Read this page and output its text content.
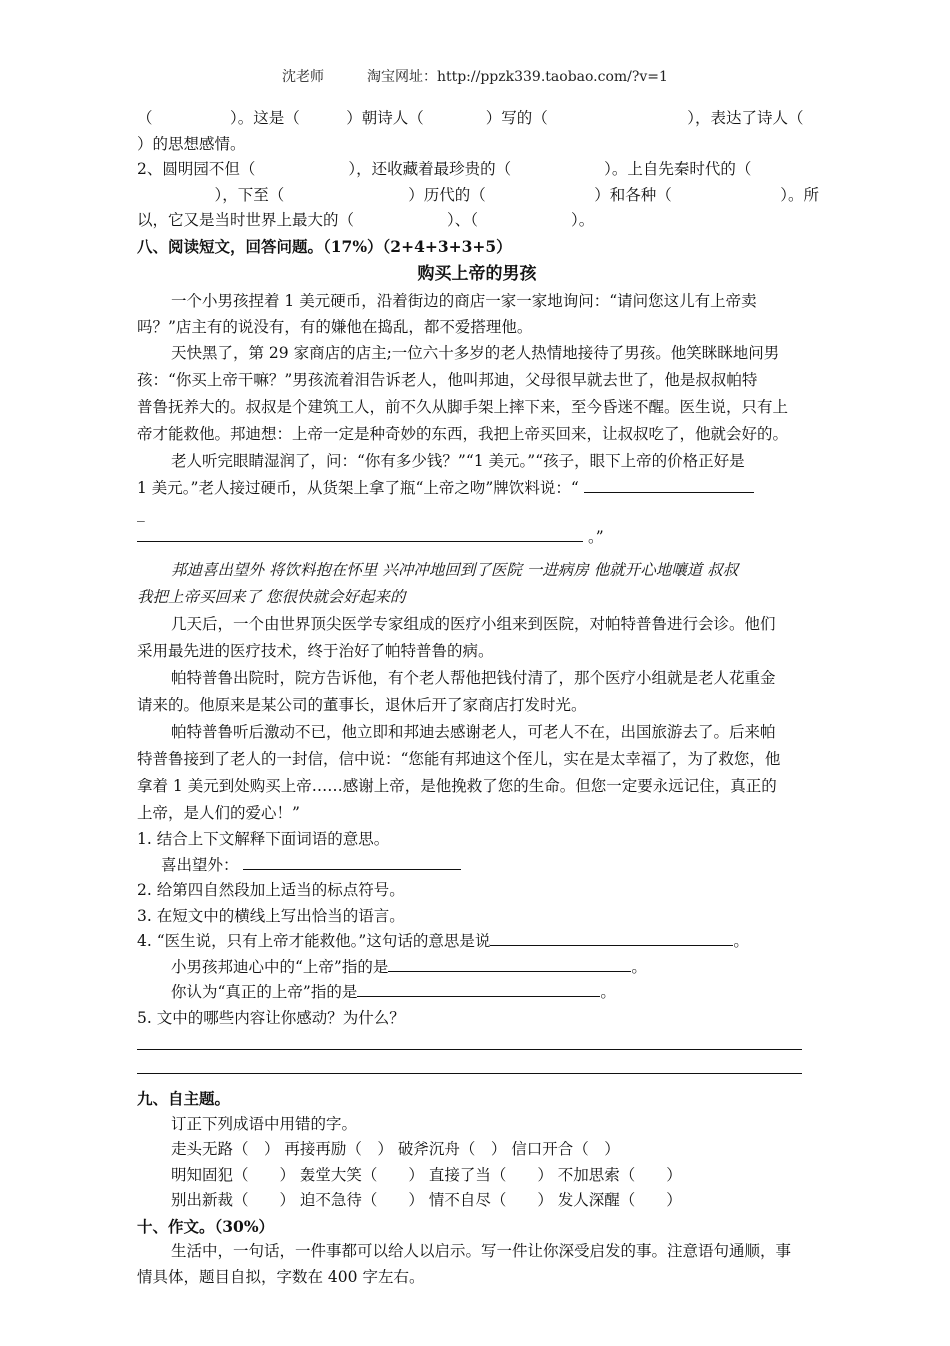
沈老师	淘宝网址：http://ppzk339.taobao.com/?v=1
（　　　　　）。这是（　　　）朝诗人（　　　　）写的（　　　　　　　　　），表达了诗人（
）的思想感情。
2、圆明园不但（　　　　　　），还收藏着最珍贵的（　　　　　　）。上自先秦时代的（
　　　　　），下至（　　　　　　　　）历代的（　　　　　　　）和各种（　　　　　　　）。所
以，它又是当时世界上最大的（　　　　　　）、（　　　　　　）。
八、阅读短文，回答问题。（17%）（2+4+3+3+5）
购买上帝的男孩
一个小男孩捏着 1 美元硬币，沿着街边的商店一家一家地询问：“请问您这儿有上帝卖
吗？”店主有的说没有，有的嫌他在捣乱，都不爱搭理他。
天快黑了，第 29 家商店的店主;一位六十多岁的老人热情地接待了男孩。他笑眯眯地问男
孩：“你买上帝干嘛？”男孩流着泪告诉老人，他叫邦迪，父母很早就去世了，他是叔叔帕特
普鲁抚养大的。叔叔是个建筑工人，前不久从脚手架上摔下来，至今昏迷不醒。医生说，只有上
帝才能救他。邦迪想：上帝一定是种奇妙的东西，我把上帝买回来，让叔叔吃了，他就会好的。
老人听完眼睛湿润了，问：“你有多少钱？”“1 美元。”“孩子，眼下上帝的价格正好是
1 美元。”老人接过硬币，从货架上拿了瓶“上帝之吻”牌饮料说：“
_
。”
邦迪喜出望外 将饮料抱在怀里 兴冲冲地回到了医院 一进病房 他就开心地嚷道 叔叔
我把上帝买回来了 您很快就会好起来的
几天后，一个由世界顶尖医学专家组成的医疗小组来到医院，对帕特普鲁进行会诊。他们
采用最先进的医疗技术，终于治好了帕特普鲁的病。
帕特普鲁出院时，院方告诉他，有个老人帮他把钱付清了，那个医疗小组就是老人花重金
请来的。他原来是某公司的董事长，退休后开了家商店打发时光。
帕特普鲁听后激动不已，他立即和邦迪去感谢老人，可老人不在，出国旅游去了。后来帕
特普鲁接到了老人的一封信，信中说：“您能有邦迪这个侄儿，实在是太幸福了，为了救您，他
拿着 1 美元到处购买上帝……感谢上帝，是他挽救了您的生命。但您一定要永远记住，真正的
上帝，是人们的爱心！”
1. 结合上下文解释下面词语的意思。
喜出望外：
2. 给第四自然段加上适当的标点符号。
3. 在短文中的横线上写出恰当的语言。
4. “医生说，只有上帝才能救他。”这句话的意思是说	。
小男孩邦迪心中的“上帝”指的是	。
你认为“真正的上帝”指的是	。
5. 文中的哪些内容让你感动？为什么？
九、自主题。
订正下列成语中用错的字。
走头无路（　） 再接再励（　） 破斧沉舟（　） 信口开合（　）
明知固犯（　　） 轰堂大笑（　　） 直接了当（　　） 不加思索（　　）
别出新裁（　　） 迫不急待（　　） 情不自尽（　　） 发人深醒（　　）
十、作文。（30%）
生活中，一句话，一件事都可以给人以启示。写一件让你深受启发的事。注意语句通顺，事
情具体，题目自拟，字数在 400 字左右。
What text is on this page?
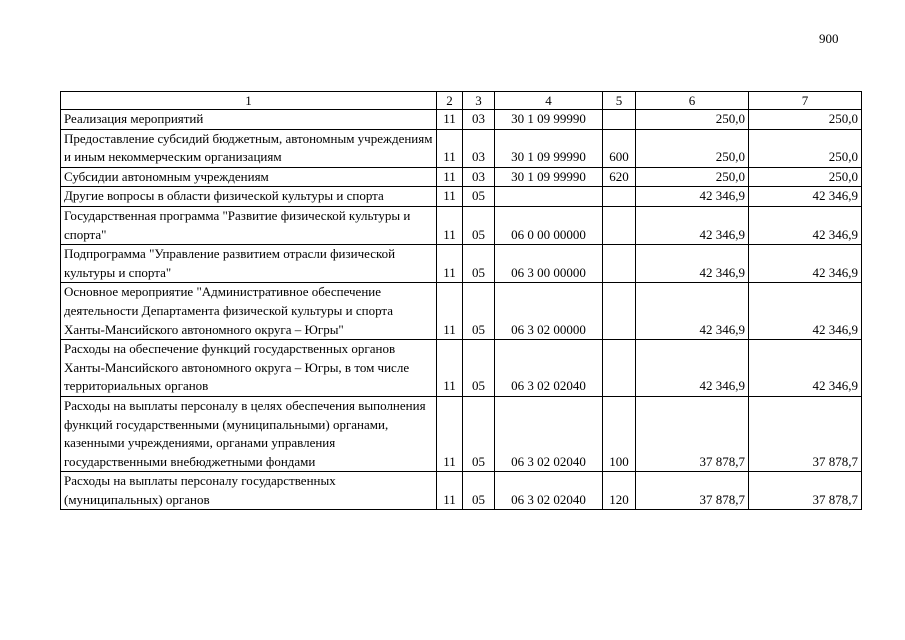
900
1	2	3	4	5	6	7
Реализация мероприятий	11	03	30 1 09 99990		250,0	250,0
Предоставление субсидий бюджетным, автономным учреждениям и иным некоммерческим организациям	11	03	30 1 09 99990	600	250,0	250,0
Субсидии автономным учреждениям	11	03	30 1 09 99990	620	250,0	250,0
Другие вопросы в области физической культуры и спорта	11	05			42 346,9	42 346,9
Государственная программа "Развитие физической культуры и спорта"	11	05	06 0 00 00000		42 346,9	42 346,9
Подпрограмма "Управление развитием отрасли физической культуры и спорта"	11	05	06 3 00 00000		42 346,9	42 346,9
Основное мероприятие "Административное обеспечение деятельности Департамента физической культуры и спорта Ханты-Мансийского автономного округа – Югры"	11	05	06 3 02 00000		42 346,9	42 346,9
Расходы на обеспечение функций государственных органов Ханты-Мансийского автономного округа – Югры, в том числе территориальных органов	11	05	06 3 02 02040		42 346,9	42 346,9
Расходы на выплаты персоналу в целях обеспечения выполнения функций государственными (муниципальными) органами, казенными учреждениями, органами управления государственными внебюджетными фондами	11	05	06 3 02 02040	100	37 878,7	37 878,7
Расходы на выплаты персоналу государственных (муниципальных) органов	11	05	06 3 02 02040	120	37 878,7	37 878,7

◆ **DESCRIPTION OF THE TASK**
Find and copy each line above that includes the string "органов".

◆ **TASK SOLUTION**
Расходы на обеспечение функций государственных органов Ханты-Мансийского автономного округа – Югры, в том числе территориальных органов	11	05	06 3 02 02040		42 346,9	42 346,9
Расходы на выплаты персоналу государственных (муниципальных) органов	11	05	06 3 02 02040	120	37 878,7	37 878,7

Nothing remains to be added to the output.